> **Task instructions**:
**a.** Which song titles appear in the Telugu track listing of the film text below?
**b.** Can you quote the film text below between "The second schedule" and "certificate on 10 May.", inclusive?

The second schedule was scheduled to commence on 11 November, but commenced on 15 November. The filming in the schedule took place at a set in Hyderabad. The schedule reportedly featured an action sequence, and was reported to be a long schedule. The schedule featured a song sequence, choreographed by Shekar Master, which had seven sets erected in Annapurna Studios. The filming wrapped by 24 February 2023.

=== Post-production ===
Chaitanya began dubbing his portions in early March 2023. The background score composing began in mid April in Dubai. The film was sent for censor by 8 May and received a U/A certificate on 10 May.

==Music==

The music was jointly composed by Ilaiyaraaja and Yuvan Shankar Raja, while the latter composed the background score. The film marks as the latter's ninth collaboration with Prabhu. The audio rights were acquired by Times Music.

The first single "Head Up High" was released on 10 April 2023, the second single "Timeless Love" on 23 April, the third single "Ammo Nee Rukkumini" in Telugu and "Ammani Rukkumani" in Tamil on 17 May, the fourth single "Anna Thammulante" in Telugu and "Ettu Thesa" in Tamil on 24 May.

Track listing (Telugu)
| No. | Title | Lyrics | Music | Singer(s) | Length |
|---|---|---|---|---|---|
| 1. | "Head Up High" | Ramajogayya Sastry, Shri Shivani V.P. | Yuvan Shankar Raja | Arun Kaundinya, Asal Kolaar | 4:27 |
| 2. | "Timeless Love" | Ramajogayya Sastry | Ilaiyaraaja | Kapil Kapilan | 4:20 |
| 3. | "Ammo Nee Rukkumini" | Ramajogayya Sastry | Ilaiyaraaja | Premgi Amaren, Manasi Mahadevan | 3:27 |
| 4. | "Anna Thammulante" | Ramajogayya Sastry | Ilaiyaraaja | Vijay Yesudas | 3:58 |

Track listing (Tamil)

> **Dataset records**:
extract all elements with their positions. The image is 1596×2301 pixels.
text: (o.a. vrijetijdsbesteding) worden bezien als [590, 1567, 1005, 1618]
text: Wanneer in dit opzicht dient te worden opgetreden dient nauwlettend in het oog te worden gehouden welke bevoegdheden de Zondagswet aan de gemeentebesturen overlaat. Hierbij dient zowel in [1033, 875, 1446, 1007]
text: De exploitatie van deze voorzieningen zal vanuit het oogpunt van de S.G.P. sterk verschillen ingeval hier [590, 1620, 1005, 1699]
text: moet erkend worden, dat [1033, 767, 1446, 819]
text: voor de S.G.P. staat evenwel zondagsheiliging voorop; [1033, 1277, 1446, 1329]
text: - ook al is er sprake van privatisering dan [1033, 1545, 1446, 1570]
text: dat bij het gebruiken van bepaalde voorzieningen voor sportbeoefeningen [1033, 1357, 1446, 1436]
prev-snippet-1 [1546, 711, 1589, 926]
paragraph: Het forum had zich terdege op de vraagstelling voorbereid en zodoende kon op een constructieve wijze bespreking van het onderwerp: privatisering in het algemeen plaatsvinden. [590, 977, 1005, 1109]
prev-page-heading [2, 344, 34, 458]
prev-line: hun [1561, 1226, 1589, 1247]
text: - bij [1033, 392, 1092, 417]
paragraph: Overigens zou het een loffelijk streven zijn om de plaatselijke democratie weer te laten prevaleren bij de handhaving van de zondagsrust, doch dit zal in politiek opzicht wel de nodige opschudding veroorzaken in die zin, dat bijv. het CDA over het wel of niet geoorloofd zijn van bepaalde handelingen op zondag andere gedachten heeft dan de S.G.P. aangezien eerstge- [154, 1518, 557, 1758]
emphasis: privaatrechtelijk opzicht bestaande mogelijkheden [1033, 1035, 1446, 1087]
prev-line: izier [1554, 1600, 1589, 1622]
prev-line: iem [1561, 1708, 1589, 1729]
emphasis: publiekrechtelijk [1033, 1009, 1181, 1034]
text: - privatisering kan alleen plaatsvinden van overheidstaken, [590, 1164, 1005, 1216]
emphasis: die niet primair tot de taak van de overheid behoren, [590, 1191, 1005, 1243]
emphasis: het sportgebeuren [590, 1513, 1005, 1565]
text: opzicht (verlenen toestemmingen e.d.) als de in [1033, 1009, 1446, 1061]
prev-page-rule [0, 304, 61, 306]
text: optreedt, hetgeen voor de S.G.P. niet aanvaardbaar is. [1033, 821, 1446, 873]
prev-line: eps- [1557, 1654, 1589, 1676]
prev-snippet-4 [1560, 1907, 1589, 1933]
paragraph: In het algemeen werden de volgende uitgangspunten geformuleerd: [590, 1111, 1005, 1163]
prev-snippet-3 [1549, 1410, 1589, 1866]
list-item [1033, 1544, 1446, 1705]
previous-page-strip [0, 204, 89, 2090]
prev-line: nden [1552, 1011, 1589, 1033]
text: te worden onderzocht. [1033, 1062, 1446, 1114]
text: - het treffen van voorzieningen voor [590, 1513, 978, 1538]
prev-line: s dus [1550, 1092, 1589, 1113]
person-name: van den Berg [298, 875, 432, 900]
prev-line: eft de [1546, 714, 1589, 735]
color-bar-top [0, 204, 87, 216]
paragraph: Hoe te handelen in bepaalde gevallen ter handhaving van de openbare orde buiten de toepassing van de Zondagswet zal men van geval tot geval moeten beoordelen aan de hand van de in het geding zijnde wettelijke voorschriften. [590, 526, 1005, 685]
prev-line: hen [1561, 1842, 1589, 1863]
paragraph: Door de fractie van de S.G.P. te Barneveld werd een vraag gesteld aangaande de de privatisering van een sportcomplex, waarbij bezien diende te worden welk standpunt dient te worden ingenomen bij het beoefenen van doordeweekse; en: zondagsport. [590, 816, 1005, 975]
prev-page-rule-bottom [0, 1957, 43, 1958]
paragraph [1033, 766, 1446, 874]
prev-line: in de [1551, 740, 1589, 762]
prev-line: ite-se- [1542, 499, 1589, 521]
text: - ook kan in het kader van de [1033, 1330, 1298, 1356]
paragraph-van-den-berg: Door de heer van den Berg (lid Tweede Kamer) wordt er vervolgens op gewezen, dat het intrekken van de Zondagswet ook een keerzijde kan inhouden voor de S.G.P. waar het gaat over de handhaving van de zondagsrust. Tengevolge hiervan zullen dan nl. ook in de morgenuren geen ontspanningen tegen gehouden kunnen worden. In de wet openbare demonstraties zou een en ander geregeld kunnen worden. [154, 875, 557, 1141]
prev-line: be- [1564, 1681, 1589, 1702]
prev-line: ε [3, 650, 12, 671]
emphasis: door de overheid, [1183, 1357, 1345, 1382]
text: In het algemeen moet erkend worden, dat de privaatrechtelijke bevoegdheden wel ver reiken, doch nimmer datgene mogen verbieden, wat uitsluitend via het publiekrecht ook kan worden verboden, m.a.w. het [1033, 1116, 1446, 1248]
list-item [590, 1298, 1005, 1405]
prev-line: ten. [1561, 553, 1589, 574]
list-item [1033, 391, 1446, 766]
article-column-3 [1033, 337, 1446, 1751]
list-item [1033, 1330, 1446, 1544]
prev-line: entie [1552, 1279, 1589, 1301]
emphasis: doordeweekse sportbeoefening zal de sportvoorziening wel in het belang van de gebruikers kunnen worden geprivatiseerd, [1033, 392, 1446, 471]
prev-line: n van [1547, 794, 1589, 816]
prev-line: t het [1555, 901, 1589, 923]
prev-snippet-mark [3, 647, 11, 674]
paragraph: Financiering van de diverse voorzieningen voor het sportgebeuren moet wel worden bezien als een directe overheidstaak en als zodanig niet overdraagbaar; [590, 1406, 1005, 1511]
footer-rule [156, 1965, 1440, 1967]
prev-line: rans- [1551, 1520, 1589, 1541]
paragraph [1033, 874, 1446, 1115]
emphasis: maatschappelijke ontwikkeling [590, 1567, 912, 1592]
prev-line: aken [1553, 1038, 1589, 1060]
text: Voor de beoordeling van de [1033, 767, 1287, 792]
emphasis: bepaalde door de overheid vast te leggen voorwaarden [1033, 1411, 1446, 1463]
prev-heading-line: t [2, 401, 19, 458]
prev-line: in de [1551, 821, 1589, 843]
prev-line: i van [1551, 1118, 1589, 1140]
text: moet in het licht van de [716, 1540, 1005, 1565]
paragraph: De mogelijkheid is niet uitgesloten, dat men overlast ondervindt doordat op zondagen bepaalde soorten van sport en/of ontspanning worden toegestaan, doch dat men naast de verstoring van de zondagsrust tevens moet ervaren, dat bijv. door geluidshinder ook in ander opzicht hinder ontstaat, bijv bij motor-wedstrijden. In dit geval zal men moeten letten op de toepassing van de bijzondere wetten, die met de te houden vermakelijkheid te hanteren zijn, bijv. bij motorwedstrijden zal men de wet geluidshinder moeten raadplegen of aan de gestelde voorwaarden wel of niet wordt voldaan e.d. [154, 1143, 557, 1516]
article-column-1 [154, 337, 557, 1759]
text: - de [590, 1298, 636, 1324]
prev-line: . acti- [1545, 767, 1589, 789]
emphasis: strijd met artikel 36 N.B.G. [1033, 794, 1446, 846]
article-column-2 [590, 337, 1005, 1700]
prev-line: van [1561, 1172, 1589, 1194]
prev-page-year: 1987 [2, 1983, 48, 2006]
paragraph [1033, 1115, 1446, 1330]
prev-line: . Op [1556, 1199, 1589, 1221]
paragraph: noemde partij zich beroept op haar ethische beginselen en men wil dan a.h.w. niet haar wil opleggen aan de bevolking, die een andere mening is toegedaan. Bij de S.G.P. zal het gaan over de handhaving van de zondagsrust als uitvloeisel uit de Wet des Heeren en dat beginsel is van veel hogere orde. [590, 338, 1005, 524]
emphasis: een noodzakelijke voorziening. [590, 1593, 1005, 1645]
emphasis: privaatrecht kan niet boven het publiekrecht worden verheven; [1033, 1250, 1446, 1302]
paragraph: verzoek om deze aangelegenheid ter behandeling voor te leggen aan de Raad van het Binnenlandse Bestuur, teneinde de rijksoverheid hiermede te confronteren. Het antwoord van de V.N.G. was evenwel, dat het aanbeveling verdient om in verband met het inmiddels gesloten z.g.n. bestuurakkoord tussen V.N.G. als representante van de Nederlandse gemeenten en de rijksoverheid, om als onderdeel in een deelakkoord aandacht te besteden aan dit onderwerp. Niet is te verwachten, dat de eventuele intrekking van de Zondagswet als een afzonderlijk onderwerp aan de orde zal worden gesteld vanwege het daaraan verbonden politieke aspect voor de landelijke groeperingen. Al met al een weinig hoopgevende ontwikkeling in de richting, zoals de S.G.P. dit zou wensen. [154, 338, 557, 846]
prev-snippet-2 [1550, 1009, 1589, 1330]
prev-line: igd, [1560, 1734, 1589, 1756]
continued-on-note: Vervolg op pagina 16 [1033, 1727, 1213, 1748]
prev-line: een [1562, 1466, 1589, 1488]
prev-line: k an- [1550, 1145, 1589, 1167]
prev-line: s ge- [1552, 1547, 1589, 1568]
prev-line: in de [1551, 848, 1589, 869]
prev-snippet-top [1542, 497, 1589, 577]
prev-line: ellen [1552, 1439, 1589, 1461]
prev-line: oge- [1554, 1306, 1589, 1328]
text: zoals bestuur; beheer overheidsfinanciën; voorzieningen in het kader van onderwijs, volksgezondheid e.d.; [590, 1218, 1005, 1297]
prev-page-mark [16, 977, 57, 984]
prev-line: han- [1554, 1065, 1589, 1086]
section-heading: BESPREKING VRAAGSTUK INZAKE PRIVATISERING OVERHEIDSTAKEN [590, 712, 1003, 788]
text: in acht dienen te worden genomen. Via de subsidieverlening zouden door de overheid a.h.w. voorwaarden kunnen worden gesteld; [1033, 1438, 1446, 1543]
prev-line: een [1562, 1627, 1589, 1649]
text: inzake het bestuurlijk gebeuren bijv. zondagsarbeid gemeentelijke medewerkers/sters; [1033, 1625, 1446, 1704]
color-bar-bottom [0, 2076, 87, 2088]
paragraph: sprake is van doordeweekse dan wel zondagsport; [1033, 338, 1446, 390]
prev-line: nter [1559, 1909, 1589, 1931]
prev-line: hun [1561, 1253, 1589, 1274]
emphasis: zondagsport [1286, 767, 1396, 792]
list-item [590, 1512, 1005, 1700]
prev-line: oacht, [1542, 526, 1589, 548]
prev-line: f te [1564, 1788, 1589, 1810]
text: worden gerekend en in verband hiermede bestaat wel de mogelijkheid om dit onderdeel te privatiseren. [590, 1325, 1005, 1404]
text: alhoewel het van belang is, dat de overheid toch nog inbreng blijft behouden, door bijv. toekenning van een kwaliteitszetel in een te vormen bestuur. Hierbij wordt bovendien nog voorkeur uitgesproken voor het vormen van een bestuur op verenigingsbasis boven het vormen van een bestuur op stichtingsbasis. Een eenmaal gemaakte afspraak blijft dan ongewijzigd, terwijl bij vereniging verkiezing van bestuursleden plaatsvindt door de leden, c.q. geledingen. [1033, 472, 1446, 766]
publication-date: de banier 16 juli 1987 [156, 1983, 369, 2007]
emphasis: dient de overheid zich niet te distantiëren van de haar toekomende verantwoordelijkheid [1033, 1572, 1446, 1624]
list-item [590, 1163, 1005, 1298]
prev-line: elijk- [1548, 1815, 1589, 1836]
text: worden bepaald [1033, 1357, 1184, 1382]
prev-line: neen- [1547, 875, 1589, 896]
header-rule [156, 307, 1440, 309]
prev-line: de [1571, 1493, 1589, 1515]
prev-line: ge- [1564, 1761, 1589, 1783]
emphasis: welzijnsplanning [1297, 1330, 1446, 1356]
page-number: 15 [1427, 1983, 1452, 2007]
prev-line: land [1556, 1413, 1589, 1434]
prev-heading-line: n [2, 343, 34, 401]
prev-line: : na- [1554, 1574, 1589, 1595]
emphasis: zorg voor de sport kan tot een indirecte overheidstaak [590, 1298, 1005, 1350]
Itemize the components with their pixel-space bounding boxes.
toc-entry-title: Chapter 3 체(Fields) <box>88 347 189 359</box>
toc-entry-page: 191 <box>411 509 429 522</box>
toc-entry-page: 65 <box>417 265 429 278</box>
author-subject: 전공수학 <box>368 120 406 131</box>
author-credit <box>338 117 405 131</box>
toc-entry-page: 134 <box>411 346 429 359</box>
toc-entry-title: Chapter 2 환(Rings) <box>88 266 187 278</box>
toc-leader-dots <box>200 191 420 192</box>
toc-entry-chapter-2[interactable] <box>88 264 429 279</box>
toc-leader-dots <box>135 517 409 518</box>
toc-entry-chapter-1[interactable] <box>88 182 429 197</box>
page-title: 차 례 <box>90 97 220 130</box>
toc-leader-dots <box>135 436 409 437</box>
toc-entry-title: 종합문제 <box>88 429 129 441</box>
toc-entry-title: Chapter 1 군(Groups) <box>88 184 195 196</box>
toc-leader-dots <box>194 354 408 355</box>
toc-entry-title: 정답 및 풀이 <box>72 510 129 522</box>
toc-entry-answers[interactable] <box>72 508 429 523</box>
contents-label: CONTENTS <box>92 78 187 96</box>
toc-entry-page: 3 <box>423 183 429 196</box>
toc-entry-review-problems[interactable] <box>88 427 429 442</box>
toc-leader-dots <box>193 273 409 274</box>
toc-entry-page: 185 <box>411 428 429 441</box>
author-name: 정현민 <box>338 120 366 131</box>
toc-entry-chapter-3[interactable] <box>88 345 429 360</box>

> **Responses**:
**a.** "Head Up High", "Timeless Love", "Ammo Nee Rukkumini", "Anna Thammulante"

**b.**
The second schedule was scheduled to commence on 11 November, but commenced on 15 November. The filming in the schedule took place at a set in Hyderabad. The schedule reportedly featured an action sequence, and was reported to be a long schedule. The schedule featured a song sequence, choreographed by Shekar Master, which had seven sets erected in Annapurna Studios. The filming wrapped by 24 February 2023.

=== Post-production ===
Chaitanya began dubbing his portions in early March 2023. The background score composing began in mid April in Dubai. The film was sent for censor by 8 May and received a U/A certificate on 10 May.